TO BE DONE: Check each line of the material below for "Drop". Report how many have it, with no other words.

****************

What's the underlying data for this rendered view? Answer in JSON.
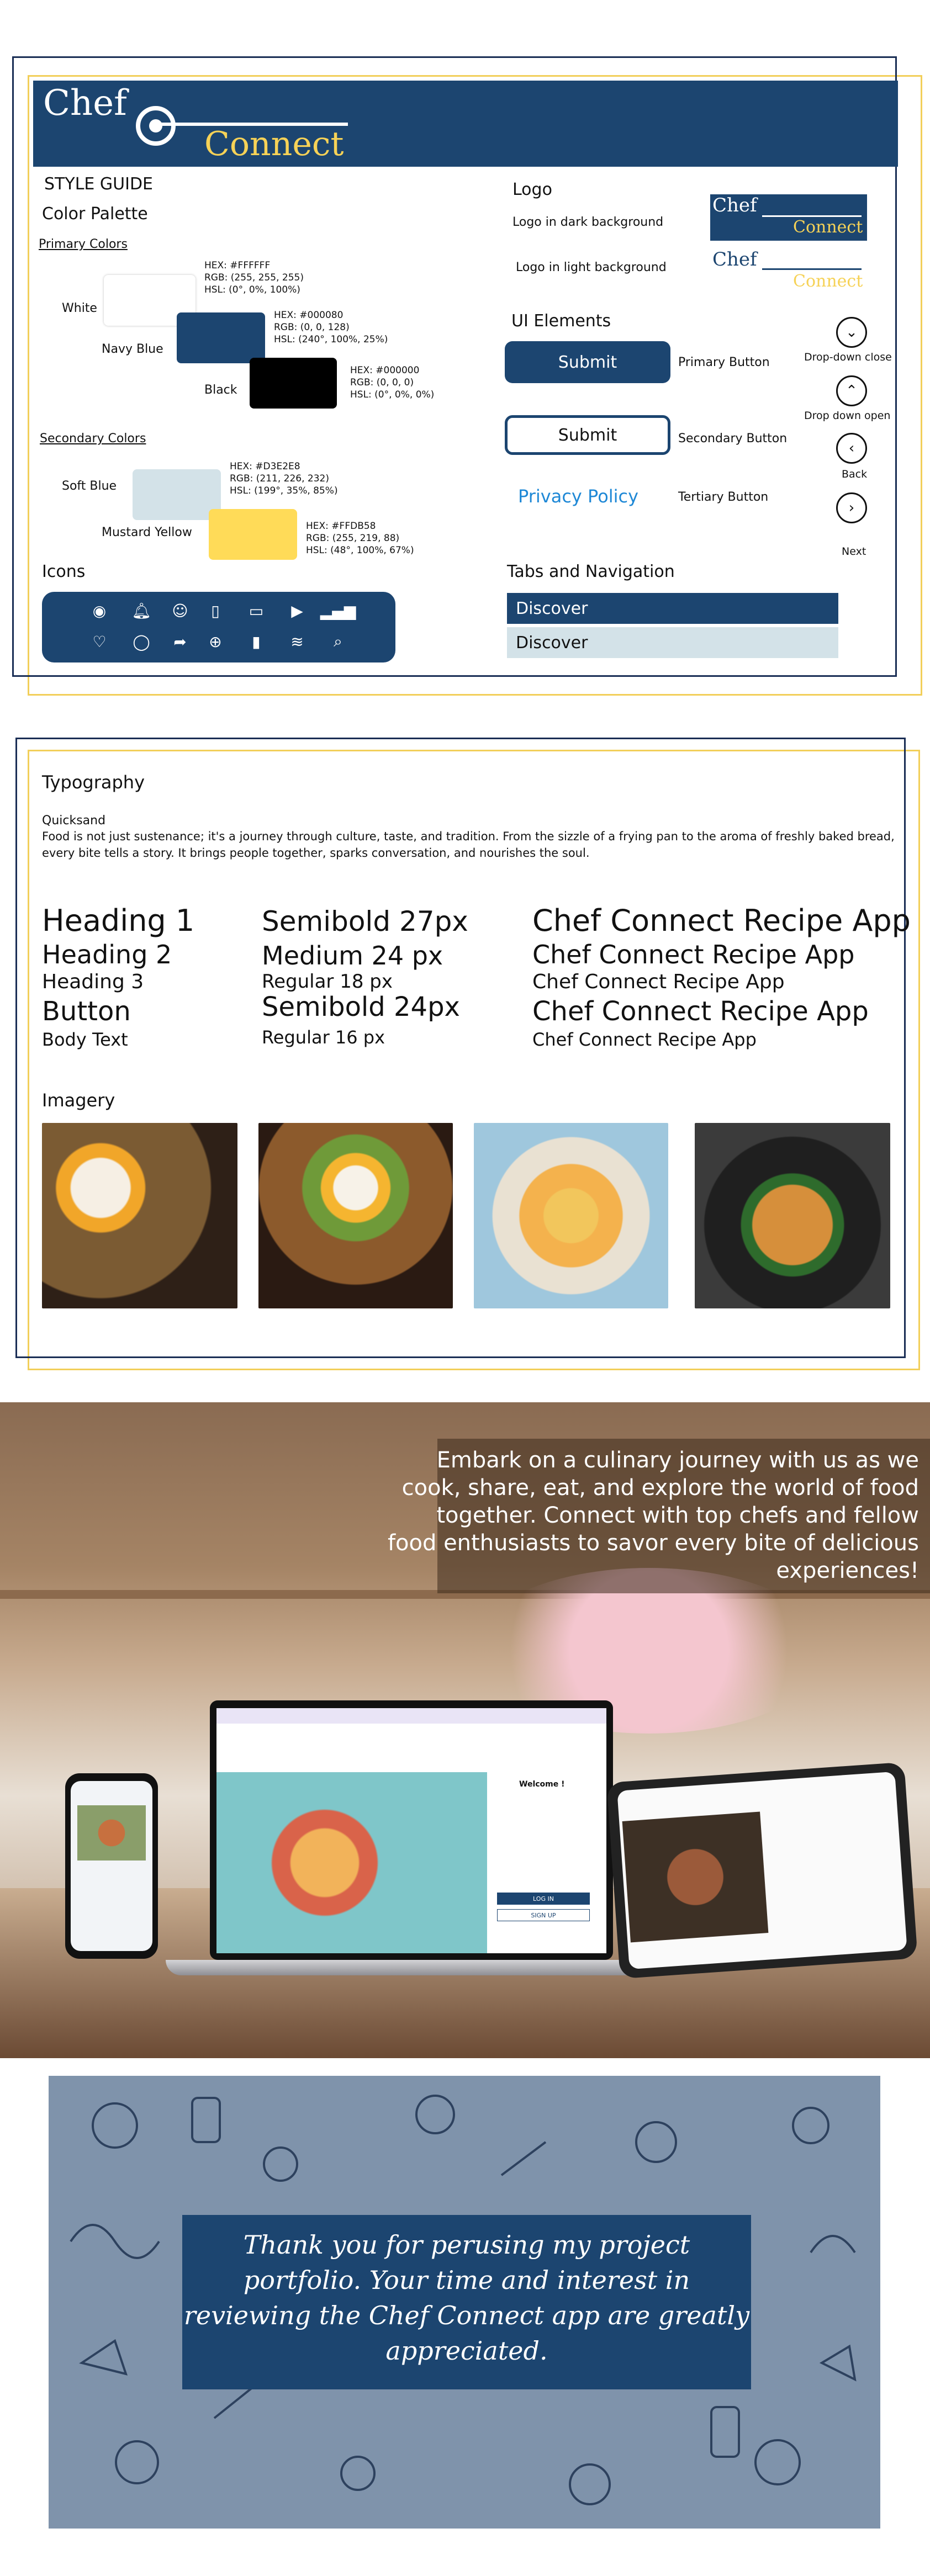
{
  "logo": {
    "chef": "Chef",
    "connect": "Connect"
  },
  "style_guide": {
    "title": "STYLE GUIDE",
    "color_palette": "Color Palette",
    "primary_colors_label": "Primary Colors",
    "secondary_colors_label": "Secondary Colors",
    "colors": [
      {
        "name": "White",
        "hex": "HEX: #FFFFFF",
        "rgb": "RGB: (255, 255, 255)",
        "hsl": "HSL: (0°, 0%, 100%)",
        "color": "#FFFFFF"
      },
      {
        "name": "Navy Blue",
        "hex": "HEX: #000080",
        "rgb": "RGB: (0, 0, 128)",
        "hsl": "HSL: (240°, 100%, 25%)",
        "color": "#1c4570"
      },
      {
        "name": "Black",
        "hex": "HEX: #000000",
        "rgb": "RGB: (0, 0, 0)",
        "hsl": "HSL: (0°, 0%, 0%)",
        "color": "#000000"
      },
      {
        "name": "Soft Blue",
        "hex": "HEX: #D3E2E8",
        "rgb": "RGB: (211, 226, 232)",
        "hsl": "HSL: (199°, 35%, 85%)",
        "color": "#D3E2E8"
      },
      {
        "name": "Mustard Yellow",
        "hex": "HEX: #FFDB58",
        "rgb": "RGB: (255, 219, 88)",
        "hsl": "HSL: (48°, 100%, 67%)",
        "color": "#FFDB58"
      }
    ],
    "icons_title": "Icons",
    "logo_title": "Logo",
    "logo_dark": "Logo in dark background",
    "logo_light": "Logo in light background",
    "ui_title": "UI Elements",
    "submit": "Submit",
    "primary_button": "Primary Button",
    "secondary_button": "Secondary Button",
    "privacy_policy": "Privacy Policy",
    "tertiary_button": "Tertiary Button",
    "dropdown_close": "Drop-down close",
    "dropdown_open": "Drop down open",
    "back": "Back",
    "next": "Next",
    "tabs_title": "Tabs and Navigation",
    "discover": "Discover"
  },
  "typography": {
    "title": "Typography",
    "font_name": "Quicksand",
    "sample": "Food is not just sustenance; it's a journey through culture, taste, and tradition. From the sizzle of a frying pan to the aroma of freshly baked bread, every bite tells a story. It brings people together, sparks conversation, and nourishes the soul.",
    "col1": [
      "Heading 1",
      "Heading 2",
      "Heading 3",
      "Button",
      "Body Text"
    ],
    "col2": [
      "Semibold 27px",
      "Medium 24 px",
      "Regular 18 px",
      "Semibold 24px",
      "Regular 16 px"
    ],
    "col3": [
      "Chef Connect Recipe App",
      "Chef Connect Recipe App",
      "Chef Connect Recipe App",
      "Chef Connect Recipe App",
      "Chef Connect Recipe App"
    ]
  },
  "imagery": {
    "title": "Imagery"
  },
  "banner": {
    "text": "Embark on a culinary journey with us as we cook, share, eat, and explore the world of food together. Connect with top chefs and fellow food enthusiasts to savor every bite of delicious experiences!",
    "welcome": "Welcome !",
    "login": "LOG IN",
    "signup": "SIGN UP"
  },
  "footer": {
    "text": "Thank you for perusing my project portfolio. Your time and interest in reviewing the Chef Connect app are greatly appreciated."
  }
}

****************

THE SOLUTION: 2